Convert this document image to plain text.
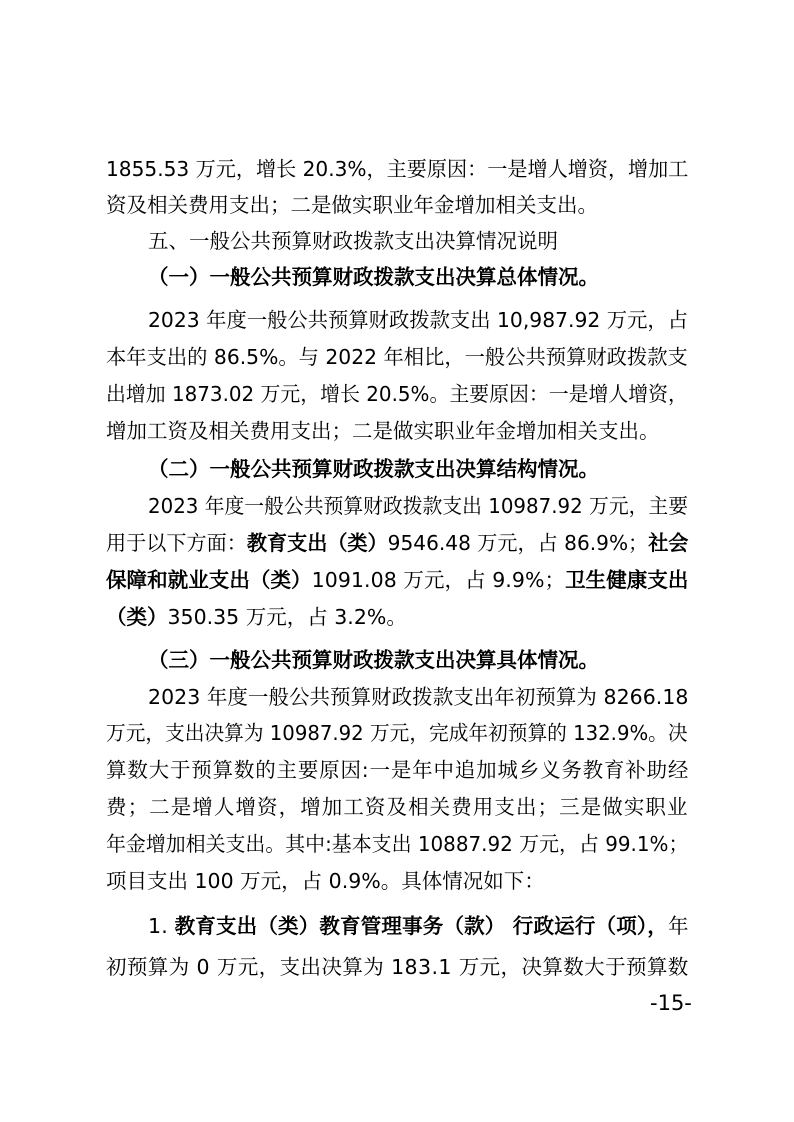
1855.53 万元，增长 20.3%，主要原因：一是增人增资，增加工
资及相关费用支出；二是做实职业年金增加相关支出。
五、一般公共预算财政拨款支出决算情况说明
（一）一般公共预算财政拨款支出决算总体情况。
2023 年度一般公共预算财政拨款支出 10,987.92 万元，占
本年支出的 86.5%。与 2022 年相比，一般公共预算财政拨款支
出增加 1873.02 万元，增长 20.5%。主要原因：一是增人增资，
增加工资及相关费用支出；二是做实职业年金增加相关支出。
（二）一般公共预算财政拨款支出决算结构情况。
2023 年度一般公共预算财政拨款支出 10987.92 万元，主要
用于以下方面：教育支出（类）9546.48 万元，占 86.9%；社会
保障和就业支出（类）1091.08 万元，占 9.9%；卫生健康支出
（类）350.35 万元，占 3.2%。
（三）一般公共预算财政拨款支出决算具体情况。
2023 年度一般公共预算财政拨款支出年初预算为 8266.18
万元，支出决算为 10987.92 万元，完成年初预算的 132.9%。决
算数大于预算数的主要原因:一是年中追加城乡义务教育补助经
费；二是增人增资，增加工资及相关费用支出；三是做实职业
年金增加相关支出。其中:基本支出 10887.92 万元，占 99.1%；
项目支出 100 万元，占 0.9%。具体情况如下：
1. 教育支出（类）教育管理事务（款） 行政运行（项），年
初预算为 0 万元，支出决算为 183.1 万元，决算数大于预算数
-15-
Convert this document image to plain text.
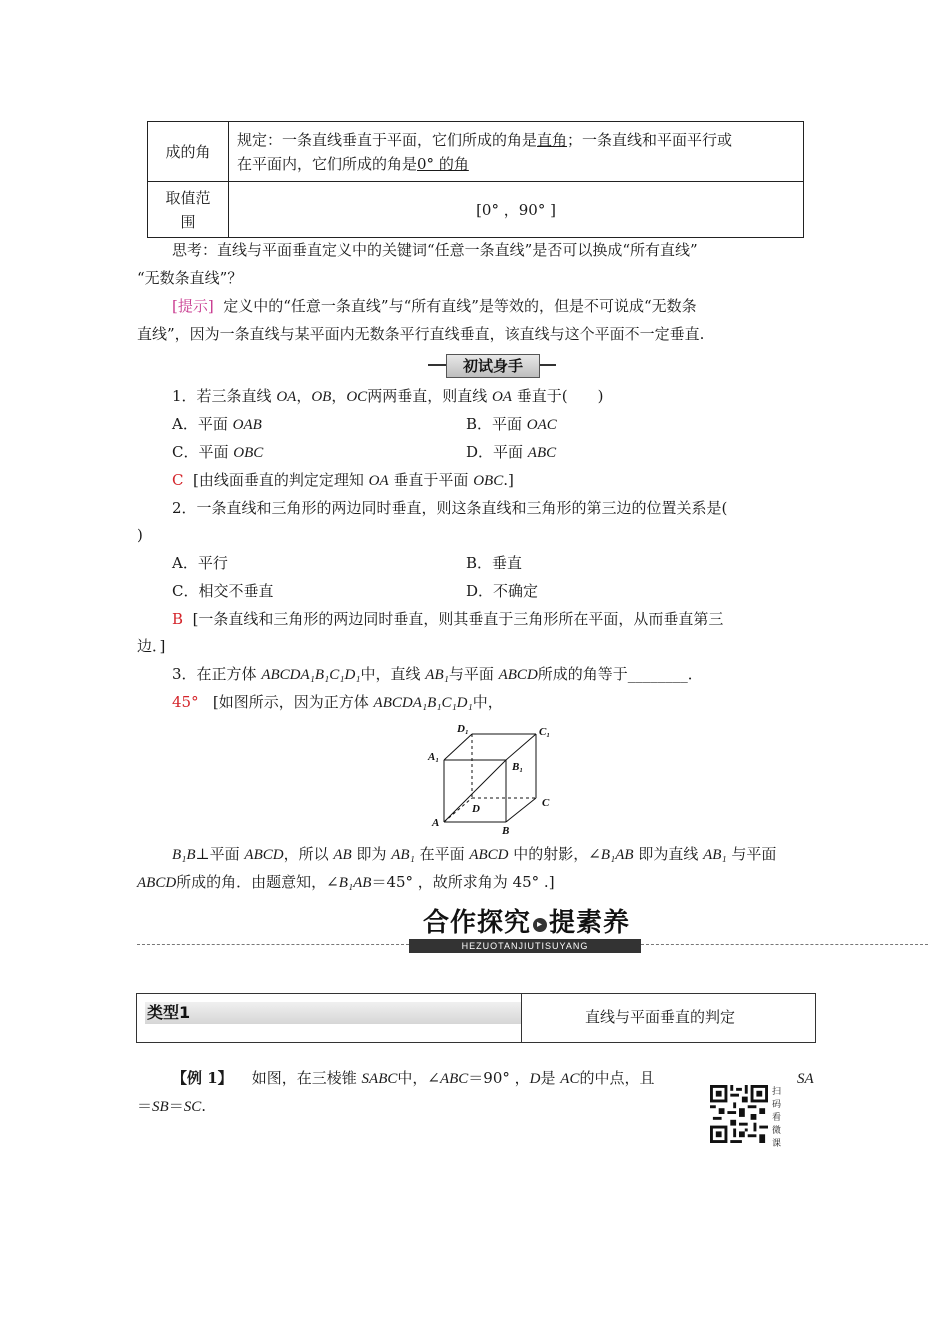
成的角	规定：一条直线垂直于平面，它们所成的角是直角；一条直线和平面平行或
在平面内，它们所成的角是0° 的角
取值范
围	[0° ，90° ]
思考：直线与平面垂直定义中的关键词“任意一条直线”是否可以换成“所有直线”
“无数条直线”？
[提示] 定义中的“任意一条直线”与“所有直线”是等效的，但是不可说成“无数条
直线”，因为一条直线与某平面内无数条平行直线垂直，该直线与这个平面不一定垂直.
初试身手
1．若三条直线 OA，OB，OC两两垂直，则直线 OA 垂直于(　　)
A．平面 OAB	B．平面 OAC
C．平面 OBC	D．平面 ABC
C [由线面垂直的判定定理知 OA 垂直于平面 OBC.]
2．一条直线和三角形的两边同时垂直，则这条直线和三角形的第三边的位置关系是(
)
A．平行	B．垂直
C．相交不垂直	D．不确定
B [一条直线和三角形的两边同时垂直，则其垂直于三角形所在平面，从而垂直第三
边．]
3．在正方体 ABCDA₁B₁C₁D₁中，直线 AB₁与平面 ABCD所成的角等于________．
45° [如图所示，因为正方体 ABCDA₁B₁C₁D₁中，
D₁	C₁
A₁
B₁
D	C
A
B
B₁B⊥平面 ABCD，所以 AB 即为 AB₁ 在平面 ABCD 中的射影，∠B₁AB 即为直线 AB₁ 与平面
ABCD所成的角．由题意知，∠B₁AB＝45° ，故所求角为 45° .]
合作探究 ▸ 提素养
HEZUOTANJIUTISUYANG
类型1	直线与平面垂直的判定
【例 1】 如图，在三棱锥 SABC中，∠ABC＝90° ，D是 AC的中点，且	SA
＝SB＝SC.
扫码看微课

---

### Exercise requirements
Print the full listing exactly, dropping the pictures.

### Solution to this exercise
Convert this document image to plain text.
1855.53 万元，增长 20.3%，主要原因：一是增人增资，增加工
资及相关费用支出；二是做实职业年金增加相关支出。
五、一般公共预算财政拨款支出决算情况说明
（一）一般公共预算财政拨款支出决算总体情况。
2023 年度一般公共预算财政拨款支出 10,987.92 万元，占
本年支出的 86.5%。与 2022 年相比，一般公共预算财政拨款支
出增加 1873.02 万元，增长 20.5%。主要原因：一是增人增资，
增加工资及相关费用支出；二是做实职业年金增加相关支出。
（二）一般公共预算财政拨款支出决算结构情况。
2023 年度一般公共预算财政拨款支出 10987.92 万元，主要
用于以下方面：教育支出（类）9546.48 万元，占 86.9%；社会
保障和就业支出（类）1091.08 万元，占 9.9%；卫生健康支出
（类）350.35 万元，占 3.2%。
（三）一般公共预算财政拨款支出决算具体情况。
2023 年度一般公共预算财政拨款支出年初预算为 8266.18
万元，支出决算为 10987.92 万元，完成年初预算的 132.9%。决
算数大于预算数的主要原因:一是年中追加城乡义务教育补助经
费；二是增人增资，增加工资及相关费用支出；三是做实职业
年金增加相关支出。其中:基本支出 10887.92 万元，占 99.1%；
项目支出 100 万元，占 0.9%。具体情况如下：
1. 教育支出（类）教育管理事务（款） 行政运行（项），年
初预算为 0 万元，支出决算为 183.1 万元，决算数大于预算数
-15-
Convert this document image to plain text.
成的角	规定：一条直线垂直于平面，它们所成的角是直角；一条直线和平面平行或
在平面内，它们所成的角是0° 的角
取值范
围	[0° ，90° ]
思考：直线与平面垂直定义中的关键词“任意一条直线”是否可以换成“所有直线”
“无数条直线”？
[提示] 定义中的“任意一条直线”与“所有直线”是等效的，但是不可说成“无数条
直线”，因为一条直线与某平面内无数条平行直线垂直，该直线与这个平面不一定垂直.
初试身手
1．若三条直线 OA，OB，OC两两垂直，则直线 OA 垂直于(　　)
A．平面 OAB	B．平面 OAC
C．平面 OBC	D．平面 ABC
C [由线面垂直的判定定理知 OA 垂直于平面 OBC.]
2．一条直线和三角形的两边同时垂直，则这条直线和三角形的第三边的位置关系是(
)
A．平行	B．垂直
C．相交不垂直	D．不确定
B [一条直线和三角形的两边同时垂直，则其垂直于三角形所在平面，从而垂直第三
边．]
3．在正方体 ABCDA₁B₁C₁D₁中，直线 AB₁与平面 ABCD所成的角等于________．
45° [如图所示，因为正方体 ABCDA₁B₁C₁D₁中，
D₁	C₁
A₁
B₁
D	C
A
B
B₁B⊥平面 ABCD，所以 AB 即为 AB₁ 在平面 ABCD 中的射影，∠B₁AB 即为直线 AB₁ 与平面
ABCD所成的角．由题意知，∠B₁AB＝45° ，故所求角为 45° .]
合作探究 ▸ 提素养
HEZUOTANJIUTISUYANG
类型1	直线与平面垂直的判定
【例 1】 如图，在三棱锥 SABC中，∠ABC＝90° ，D是 AC的中点，且	SA
＝SB＝SC.
扫码看微课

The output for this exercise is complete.